## START

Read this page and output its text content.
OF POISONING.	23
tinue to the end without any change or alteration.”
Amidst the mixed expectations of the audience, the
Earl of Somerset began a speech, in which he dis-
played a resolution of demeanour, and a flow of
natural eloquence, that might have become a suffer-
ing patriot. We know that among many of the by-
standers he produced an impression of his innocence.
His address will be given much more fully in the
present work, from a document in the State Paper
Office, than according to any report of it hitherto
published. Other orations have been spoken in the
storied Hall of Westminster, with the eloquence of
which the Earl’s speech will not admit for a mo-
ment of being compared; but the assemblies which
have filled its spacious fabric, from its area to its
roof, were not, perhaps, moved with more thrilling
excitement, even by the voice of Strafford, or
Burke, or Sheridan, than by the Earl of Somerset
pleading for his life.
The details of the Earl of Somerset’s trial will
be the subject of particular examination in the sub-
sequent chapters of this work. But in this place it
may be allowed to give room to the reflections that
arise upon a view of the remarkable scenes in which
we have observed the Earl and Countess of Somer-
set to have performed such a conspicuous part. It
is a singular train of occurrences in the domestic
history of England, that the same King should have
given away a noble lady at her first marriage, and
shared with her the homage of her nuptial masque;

## END

EXERCISE OBJECTIVE
Repeat the records above in full, character for character.

TASK ANSWER
Read this page and output its text content.
OF POISONING.	23
tinue to the end without any change or alteration.”
Amidst the mixed expectations of the audience, the
Earl of Somerset began a speech, in which he dis-
played a resolution of demeanour, and a flow of
natural eloquence, that might have become a suffer-
ing patriot. We know that among many of the by-
standers he produced an impression of his innocence.
His address will be given much more fully in the
present work, from a document in the State Paper
Office, than according to any report of it hitherto
published. Other orations have been spoken in the
storied Hall of Westminster, with the eloquence of
which the Earl’s speech will not admit for a mo-
ment of being compared; but the assemblies which
have filled its spacious fabric, from its area to its
roof, were not, perhaps, moved with more thrilling
excitement, even by the voice of Strafford, or
Burke, or Sheridan, than by the Earl of Somerset
pleading for his life.
The details of the Earl of Somerset’s trial will
be the subject of particular examination in the sub-
sequent chapters of this work. But in this place it
may be allowed to give room to the reflections that
arise upon a view of the remarkable scenes in which
we have observed the Earl and Countess of Somer-
set to have performed such a conspicuous part. It
is a singular train of occurrences in the domestic
history of England, that the same King should have
given away a noble lady at her first marriage, and
shared with her the homage of her nuptial masque;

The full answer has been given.